■ **Aim**:
Whenever a line below holds the word "ylabel", copy that line.

■ **Input data**:
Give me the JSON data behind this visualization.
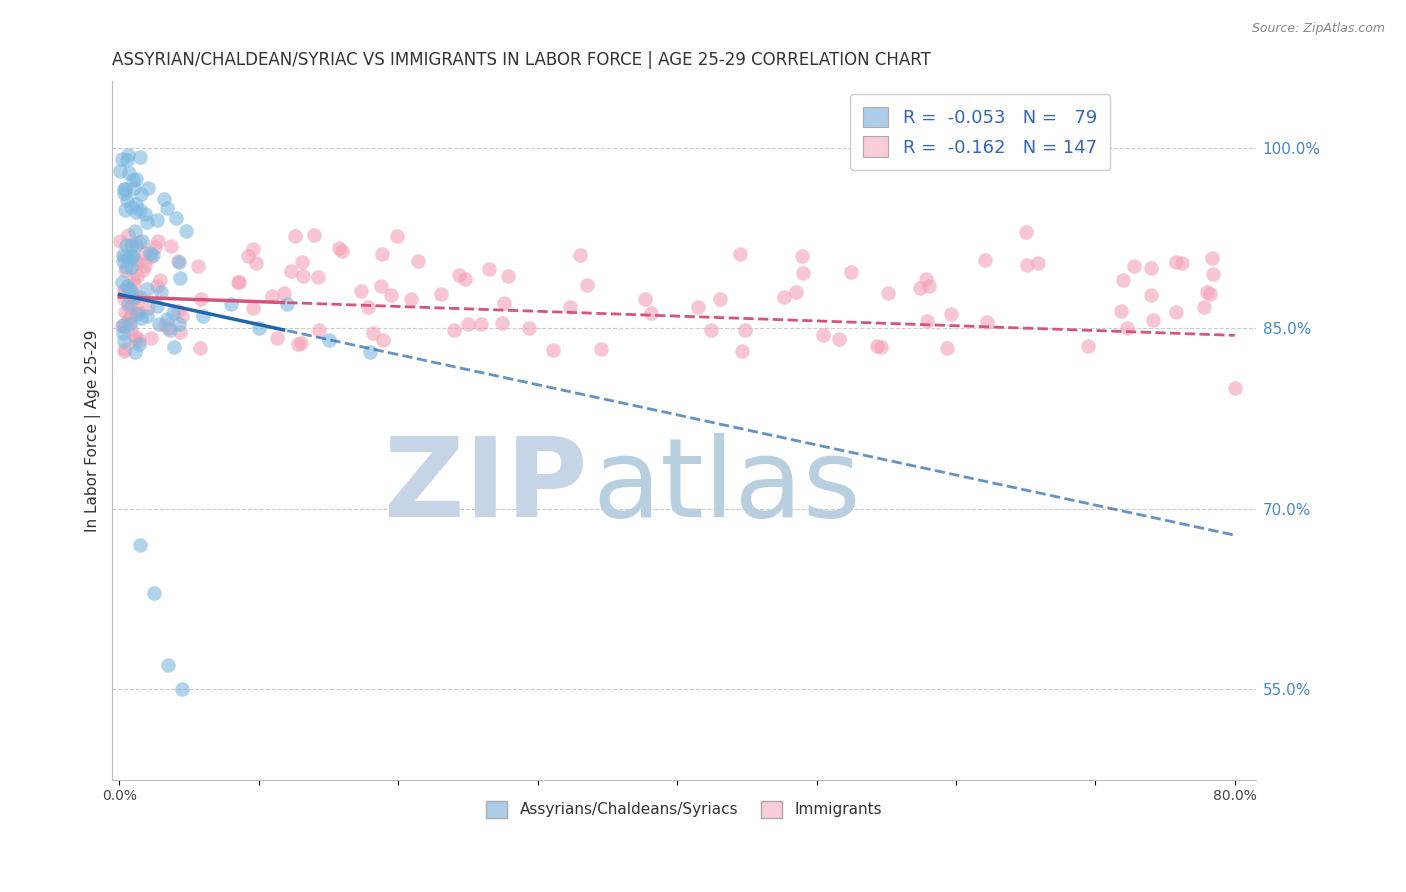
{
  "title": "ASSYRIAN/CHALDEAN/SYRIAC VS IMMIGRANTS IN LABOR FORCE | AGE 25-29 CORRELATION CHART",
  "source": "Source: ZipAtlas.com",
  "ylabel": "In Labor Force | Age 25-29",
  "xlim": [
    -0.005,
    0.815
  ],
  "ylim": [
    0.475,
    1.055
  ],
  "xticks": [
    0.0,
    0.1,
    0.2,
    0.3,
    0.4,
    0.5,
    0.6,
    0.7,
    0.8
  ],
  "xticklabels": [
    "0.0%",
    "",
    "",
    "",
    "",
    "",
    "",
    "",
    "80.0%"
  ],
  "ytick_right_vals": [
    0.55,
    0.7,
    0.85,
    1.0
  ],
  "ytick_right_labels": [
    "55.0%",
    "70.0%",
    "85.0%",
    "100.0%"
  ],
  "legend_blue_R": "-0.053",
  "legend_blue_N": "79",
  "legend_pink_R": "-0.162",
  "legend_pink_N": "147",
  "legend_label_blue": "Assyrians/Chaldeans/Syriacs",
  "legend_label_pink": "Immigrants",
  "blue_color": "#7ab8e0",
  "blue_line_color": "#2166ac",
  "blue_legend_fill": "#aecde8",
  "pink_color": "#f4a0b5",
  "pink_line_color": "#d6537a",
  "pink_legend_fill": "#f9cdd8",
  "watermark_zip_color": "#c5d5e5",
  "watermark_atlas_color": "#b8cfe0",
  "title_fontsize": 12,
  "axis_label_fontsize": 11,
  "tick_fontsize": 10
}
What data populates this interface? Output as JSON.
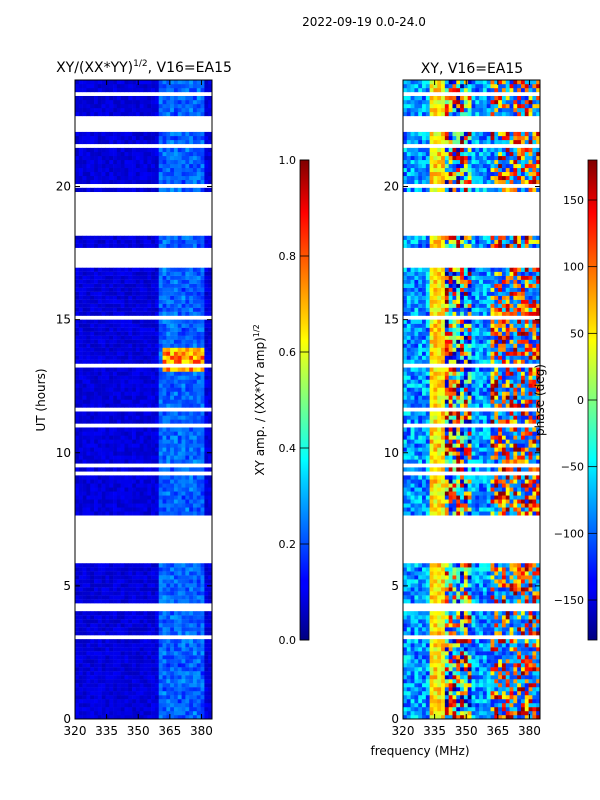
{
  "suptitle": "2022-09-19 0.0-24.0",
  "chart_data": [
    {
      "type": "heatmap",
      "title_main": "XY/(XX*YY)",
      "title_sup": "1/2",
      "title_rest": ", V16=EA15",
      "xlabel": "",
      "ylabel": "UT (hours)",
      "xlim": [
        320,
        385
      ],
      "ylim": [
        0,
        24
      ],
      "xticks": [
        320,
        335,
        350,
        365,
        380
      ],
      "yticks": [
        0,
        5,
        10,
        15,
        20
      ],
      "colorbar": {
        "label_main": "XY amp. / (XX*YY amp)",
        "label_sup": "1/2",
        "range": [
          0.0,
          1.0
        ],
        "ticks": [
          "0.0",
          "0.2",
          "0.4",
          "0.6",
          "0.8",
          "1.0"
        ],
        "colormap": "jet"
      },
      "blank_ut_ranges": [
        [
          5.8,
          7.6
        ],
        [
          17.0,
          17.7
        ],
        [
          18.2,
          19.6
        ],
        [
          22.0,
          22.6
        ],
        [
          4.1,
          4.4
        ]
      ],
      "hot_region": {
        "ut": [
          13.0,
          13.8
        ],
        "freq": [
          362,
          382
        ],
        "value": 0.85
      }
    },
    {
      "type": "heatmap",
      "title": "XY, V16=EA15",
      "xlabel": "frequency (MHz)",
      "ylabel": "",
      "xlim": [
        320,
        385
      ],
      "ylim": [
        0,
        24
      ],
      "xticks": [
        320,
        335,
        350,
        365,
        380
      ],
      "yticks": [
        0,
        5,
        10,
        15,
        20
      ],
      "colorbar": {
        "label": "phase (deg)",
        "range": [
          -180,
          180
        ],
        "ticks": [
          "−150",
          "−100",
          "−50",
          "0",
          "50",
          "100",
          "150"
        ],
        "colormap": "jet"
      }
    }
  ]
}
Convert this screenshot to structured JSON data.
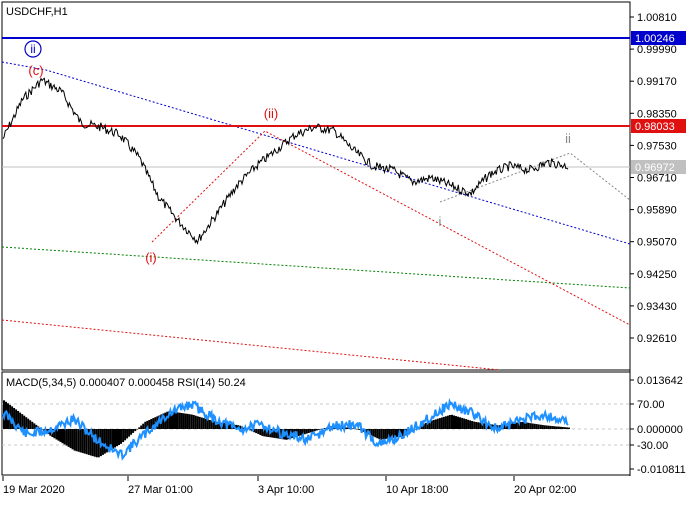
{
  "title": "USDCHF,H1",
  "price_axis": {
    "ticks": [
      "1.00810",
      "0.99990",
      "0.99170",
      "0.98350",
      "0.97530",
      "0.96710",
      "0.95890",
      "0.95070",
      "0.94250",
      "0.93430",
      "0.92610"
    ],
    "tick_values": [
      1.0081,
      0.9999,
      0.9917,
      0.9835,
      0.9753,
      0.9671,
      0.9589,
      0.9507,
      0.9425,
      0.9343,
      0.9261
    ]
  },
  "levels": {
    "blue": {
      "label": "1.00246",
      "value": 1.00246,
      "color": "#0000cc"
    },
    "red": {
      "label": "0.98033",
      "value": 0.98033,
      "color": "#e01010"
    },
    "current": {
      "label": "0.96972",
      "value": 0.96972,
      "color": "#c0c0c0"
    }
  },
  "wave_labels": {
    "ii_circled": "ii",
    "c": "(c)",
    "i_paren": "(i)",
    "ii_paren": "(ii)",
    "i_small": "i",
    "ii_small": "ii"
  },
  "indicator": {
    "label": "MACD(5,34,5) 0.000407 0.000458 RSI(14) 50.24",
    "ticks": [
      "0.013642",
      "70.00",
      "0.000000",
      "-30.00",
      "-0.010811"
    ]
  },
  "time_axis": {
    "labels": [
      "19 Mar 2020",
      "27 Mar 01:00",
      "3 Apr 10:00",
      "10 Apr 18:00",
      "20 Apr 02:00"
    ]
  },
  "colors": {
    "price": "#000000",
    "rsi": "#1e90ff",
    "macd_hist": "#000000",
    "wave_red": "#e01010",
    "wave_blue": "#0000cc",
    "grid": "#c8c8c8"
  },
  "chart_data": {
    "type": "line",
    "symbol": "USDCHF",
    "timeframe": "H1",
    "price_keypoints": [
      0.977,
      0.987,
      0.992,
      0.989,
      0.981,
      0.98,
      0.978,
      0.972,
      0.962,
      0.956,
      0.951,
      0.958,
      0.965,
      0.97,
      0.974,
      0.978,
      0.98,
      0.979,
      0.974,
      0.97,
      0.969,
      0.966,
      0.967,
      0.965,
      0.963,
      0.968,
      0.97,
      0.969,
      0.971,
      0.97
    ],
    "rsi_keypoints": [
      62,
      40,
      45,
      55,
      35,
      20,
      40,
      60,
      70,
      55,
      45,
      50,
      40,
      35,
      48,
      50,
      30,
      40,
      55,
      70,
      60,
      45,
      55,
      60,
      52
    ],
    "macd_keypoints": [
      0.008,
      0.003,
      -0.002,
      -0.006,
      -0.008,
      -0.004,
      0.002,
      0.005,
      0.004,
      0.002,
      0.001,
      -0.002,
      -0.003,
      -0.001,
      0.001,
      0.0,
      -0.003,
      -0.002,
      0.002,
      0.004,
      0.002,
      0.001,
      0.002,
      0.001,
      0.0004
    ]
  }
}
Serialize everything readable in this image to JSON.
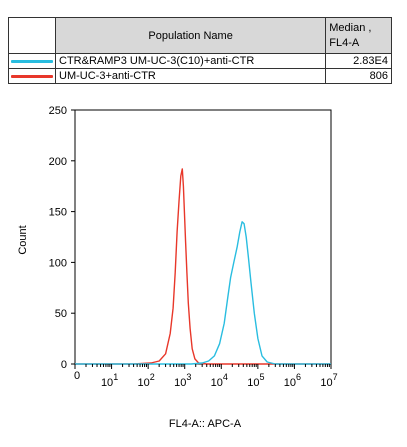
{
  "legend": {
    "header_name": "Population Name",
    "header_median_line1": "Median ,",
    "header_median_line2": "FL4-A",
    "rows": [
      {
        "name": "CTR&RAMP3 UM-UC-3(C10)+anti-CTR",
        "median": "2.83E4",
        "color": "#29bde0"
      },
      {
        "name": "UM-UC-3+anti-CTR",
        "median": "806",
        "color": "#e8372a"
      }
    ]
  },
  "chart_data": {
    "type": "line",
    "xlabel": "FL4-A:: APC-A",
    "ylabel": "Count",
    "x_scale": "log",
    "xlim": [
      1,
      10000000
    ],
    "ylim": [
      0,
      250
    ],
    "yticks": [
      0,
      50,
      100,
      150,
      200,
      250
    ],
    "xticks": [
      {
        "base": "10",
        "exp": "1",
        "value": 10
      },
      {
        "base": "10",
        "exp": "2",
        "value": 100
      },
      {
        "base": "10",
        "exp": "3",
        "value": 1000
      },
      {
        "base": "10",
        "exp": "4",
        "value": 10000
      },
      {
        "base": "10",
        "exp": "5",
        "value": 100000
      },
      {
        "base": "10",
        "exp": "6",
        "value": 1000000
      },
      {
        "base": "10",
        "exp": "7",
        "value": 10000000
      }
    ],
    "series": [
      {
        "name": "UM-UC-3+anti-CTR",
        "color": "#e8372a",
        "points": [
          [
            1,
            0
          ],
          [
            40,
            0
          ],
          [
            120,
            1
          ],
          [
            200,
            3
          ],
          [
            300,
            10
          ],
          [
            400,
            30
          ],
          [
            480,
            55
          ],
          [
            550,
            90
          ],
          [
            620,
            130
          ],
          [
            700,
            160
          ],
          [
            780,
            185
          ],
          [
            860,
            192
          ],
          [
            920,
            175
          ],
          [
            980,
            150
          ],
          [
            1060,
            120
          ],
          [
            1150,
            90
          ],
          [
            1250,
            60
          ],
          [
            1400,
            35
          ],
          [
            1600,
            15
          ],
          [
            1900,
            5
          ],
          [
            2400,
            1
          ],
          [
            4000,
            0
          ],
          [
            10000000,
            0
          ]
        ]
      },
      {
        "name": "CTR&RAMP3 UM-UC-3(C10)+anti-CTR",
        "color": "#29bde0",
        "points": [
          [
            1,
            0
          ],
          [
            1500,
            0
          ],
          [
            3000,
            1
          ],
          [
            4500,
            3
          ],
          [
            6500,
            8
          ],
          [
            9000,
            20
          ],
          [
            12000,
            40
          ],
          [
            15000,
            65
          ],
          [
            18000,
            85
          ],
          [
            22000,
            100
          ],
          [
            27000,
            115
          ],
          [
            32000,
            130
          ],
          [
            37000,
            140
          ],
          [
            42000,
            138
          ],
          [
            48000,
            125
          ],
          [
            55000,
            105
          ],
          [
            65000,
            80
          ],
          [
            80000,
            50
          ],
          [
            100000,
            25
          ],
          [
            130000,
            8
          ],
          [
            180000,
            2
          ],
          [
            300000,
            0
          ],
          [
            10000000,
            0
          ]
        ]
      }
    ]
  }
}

■ **Task output**:
  "ylabel": "In Labor Force | Age 25-29",
      "ylabel": "UT (hours)",
      "ylabel": "",
    "ylabel": "Count",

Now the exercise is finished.